→ **REQUEST**
Write out all the material exactly. Leave nothing out.

[Collected data entries]
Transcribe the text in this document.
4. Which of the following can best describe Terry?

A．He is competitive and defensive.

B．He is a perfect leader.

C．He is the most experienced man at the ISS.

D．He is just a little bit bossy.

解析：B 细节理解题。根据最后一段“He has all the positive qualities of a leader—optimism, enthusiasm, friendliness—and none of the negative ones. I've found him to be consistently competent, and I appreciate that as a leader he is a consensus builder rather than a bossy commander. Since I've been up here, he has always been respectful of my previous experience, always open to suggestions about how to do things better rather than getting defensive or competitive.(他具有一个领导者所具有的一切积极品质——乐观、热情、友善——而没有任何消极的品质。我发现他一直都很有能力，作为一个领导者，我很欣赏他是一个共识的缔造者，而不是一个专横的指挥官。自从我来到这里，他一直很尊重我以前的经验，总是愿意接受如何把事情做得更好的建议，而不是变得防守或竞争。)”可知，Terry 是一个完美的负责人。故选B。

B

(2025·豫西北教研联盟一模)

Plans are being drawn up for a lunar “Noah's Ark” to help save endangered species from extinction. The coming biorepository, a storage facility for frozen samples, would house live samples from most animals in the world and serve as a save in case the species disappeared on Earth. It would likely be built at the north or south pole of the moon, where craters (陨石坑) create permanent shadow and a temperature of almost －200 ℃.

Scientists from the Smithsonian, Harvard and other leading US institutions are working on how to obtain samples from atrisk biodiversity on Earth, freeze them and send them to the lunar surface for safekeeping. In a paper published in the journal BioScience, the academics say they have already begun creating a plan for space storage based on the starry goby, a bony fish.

→ **FINAL ANSWER**
Transcribe the text in this document.
4. Which of the following can best describe Terry?

A．He is competitive and defensive.

B．He is a perfect leader.

C．He is the most experienced man at the ISS.

D．He is just a little bit bossy.

解析：B 细节理解题。根据最后一段“He has all the positive qualities of a leader—optimism, enthusiasm, friendliness—and none of the negative ones. I've found him to be consistently competent, and I appreciate that as a leader he is a consensus builder rather than a bossy commander. Since I've been up here, he has always been respectful of my previous experience, always open to suggestions about how to do things better rather than getting defensive or competitive.(他具有一个领导者所具有的一切积极品质——乐观、热情、友善——而没有任何消极的品质。我发现他一直都很有能力，作为一个领导者，我很欣赏他是一个共识的缔造者，而不是一个专横的指挥官。自从我来到这里，他一直很尊重我以前的经验，总是愿意接受如何把事情做得更好的建议，而不是变得防守或竞争。)”可知，Terry 是一个完美的负责人。故选B。

B

(2025·豫西北教研联盟一模)

Plans are being drawn up for a lunar “Noah's Ark” to help save endangered species from extinction. The coming biorepository, a storage facility for frozen samples, would house live samples from most animals in the world and serve as a save in case the species disappeared on Earth. It would likely be built at the north or south pole of the moon, where craters (陨石坑) create permanent shadow and a temperature of almost －200 ℃.

Scientists from the Smithsonian, Harvard and other leading US institutions are working on how to obtain samples from atrisk biodiversity on Earth, freeze them and send them to the lunar surface for safekeeping. In a paper published in the journal BioScience, the academics say they have already begun creating a plan for space storage based on the starry goby, a bony fish.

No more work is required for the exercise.